DIRECTIONS:
Identify each line below containing the string "POST" and copy it.

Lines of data
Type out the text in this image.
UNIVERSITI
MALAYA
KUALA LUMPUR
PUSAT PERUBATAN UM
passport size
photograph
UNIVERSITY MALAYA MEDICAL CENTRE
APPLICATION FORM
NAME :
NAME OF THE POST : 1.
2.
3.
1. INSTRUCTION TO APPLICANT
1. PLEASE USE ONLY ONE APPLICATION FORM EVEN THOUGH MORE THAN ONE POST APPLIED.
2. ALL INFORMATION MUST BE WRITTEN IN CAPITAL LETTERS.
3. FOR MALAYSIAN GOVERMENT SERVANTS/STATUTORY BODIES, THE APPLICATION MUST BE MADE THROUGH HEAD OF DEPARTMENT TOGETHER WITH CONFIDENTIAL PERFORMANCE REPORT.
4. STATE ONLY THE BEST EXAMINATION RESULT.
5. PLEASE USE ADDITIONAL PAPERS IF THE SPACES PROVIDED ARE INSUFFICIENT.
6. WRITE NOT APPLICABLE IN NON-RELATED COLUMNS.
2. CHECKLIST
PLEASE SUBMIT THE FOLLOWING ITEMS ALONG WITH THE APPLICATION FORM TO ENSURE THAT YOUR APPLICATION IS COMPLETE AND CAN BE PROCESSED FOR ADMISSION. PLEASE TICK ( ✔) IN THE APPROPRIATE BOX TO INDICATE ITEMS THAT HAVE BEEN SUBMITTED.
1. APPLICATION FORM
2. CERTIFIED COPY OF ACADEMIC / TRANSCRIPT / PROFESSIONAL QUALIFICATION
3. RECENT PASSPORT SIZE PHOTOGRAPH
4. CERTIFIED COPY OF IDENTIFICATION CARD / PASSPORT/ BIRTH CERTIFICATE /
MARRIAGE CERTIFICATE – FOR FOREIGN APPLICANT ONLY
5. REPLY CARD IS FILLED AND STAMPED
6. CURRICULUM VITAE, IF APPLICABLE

PROBLEM SOLUTION:
NAME OF THE POST : 1.
1. PLEASE USE ONLY ONE APPLICATION FORM EVEN THOUGH MORE THAN ONE POST APPLIED.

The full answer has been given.